Task brief –
How many lines of the records hold the string "this"? Reply with the number alone.

------------------------

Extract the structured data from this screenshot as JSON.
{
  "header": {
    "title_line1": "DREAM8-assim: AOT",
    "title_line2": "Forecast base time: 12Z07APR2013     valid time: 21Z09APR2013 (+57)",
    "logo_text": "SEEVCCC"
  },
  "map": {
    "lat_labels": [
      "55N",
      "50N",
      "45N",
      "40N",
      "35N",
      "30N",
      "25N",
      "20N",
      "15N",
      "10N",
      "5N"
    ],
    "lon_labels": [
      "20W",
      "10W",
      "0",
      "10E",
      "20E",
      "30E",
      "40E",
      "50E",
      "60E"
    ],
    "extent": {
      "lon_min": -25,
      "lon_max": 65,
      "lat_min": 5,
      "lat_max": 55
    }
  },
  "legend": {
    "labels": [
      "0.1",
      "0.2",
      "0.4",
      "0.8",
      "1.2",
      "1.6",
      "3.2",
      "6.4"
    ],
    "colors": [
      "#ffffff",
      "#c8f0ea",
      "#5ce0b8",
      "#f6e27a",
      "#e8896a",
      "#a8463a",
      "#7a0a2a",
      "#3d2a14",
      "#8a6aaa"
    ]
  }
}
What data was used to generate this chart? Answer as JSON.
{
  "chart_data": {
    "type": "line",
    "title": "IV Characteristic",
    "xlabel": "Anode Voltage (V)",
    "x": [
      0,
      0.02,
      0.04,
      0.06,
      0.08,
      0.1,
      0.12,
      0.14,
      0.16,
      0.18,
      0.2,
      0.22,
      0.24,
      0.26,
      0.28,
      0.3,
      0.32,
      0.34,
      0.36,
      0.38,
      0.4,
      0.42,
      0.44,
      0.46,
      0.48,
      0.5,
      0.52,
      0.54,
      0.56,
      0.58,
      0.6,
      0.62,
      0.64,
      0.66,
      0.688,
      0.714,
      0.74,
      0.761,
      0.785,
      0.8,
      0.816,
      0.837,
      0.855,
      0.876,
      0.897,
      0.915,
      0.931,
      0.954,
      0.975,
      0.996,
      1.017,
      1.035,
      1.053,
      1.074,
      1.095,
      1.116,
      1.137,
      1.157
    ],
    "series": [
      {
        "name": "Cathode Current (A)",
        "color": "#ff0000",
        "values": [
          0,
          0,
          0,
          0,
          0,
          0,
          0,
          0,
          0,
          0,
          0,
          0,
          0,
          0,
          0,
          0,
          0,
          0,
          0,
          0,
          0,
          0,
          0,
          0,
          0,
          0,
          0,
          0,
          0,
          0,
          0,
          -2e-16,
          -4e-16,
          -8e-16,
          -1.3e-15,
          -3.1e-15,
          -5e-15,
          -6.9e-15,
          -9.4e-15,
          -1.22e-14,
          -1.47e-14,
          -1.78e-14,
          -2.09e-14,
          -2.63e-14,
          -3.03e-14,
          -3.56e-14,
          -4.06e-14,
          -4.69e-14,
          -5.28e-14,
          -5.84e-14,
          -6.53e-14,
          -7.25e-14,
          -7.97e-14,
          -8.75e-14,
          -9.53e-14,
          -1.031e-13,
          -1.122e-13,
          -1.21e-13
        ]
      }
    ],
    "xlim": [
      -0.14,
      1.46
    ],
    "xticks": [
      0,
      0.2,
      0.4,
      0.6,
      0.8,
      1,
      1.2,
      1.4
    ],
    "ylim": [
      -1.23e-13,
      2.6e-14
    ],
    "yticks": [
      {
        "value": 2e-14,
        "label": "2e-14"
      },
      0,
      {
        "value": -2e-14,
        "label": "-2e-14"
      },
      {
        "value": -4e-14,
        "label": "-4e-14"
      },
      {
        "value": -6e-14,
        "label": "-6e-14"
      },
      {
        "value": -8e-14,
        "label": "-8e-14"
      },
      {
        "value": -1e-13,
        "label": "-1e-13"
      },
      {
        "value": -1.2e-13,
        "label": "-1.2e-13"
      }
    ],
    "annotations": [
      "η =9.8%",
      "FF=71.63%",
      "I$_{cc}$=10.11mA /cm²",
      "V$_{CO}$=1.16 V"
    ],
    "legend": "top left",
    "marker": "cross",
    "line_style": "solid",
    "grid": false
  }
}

------------------------

Task response –
2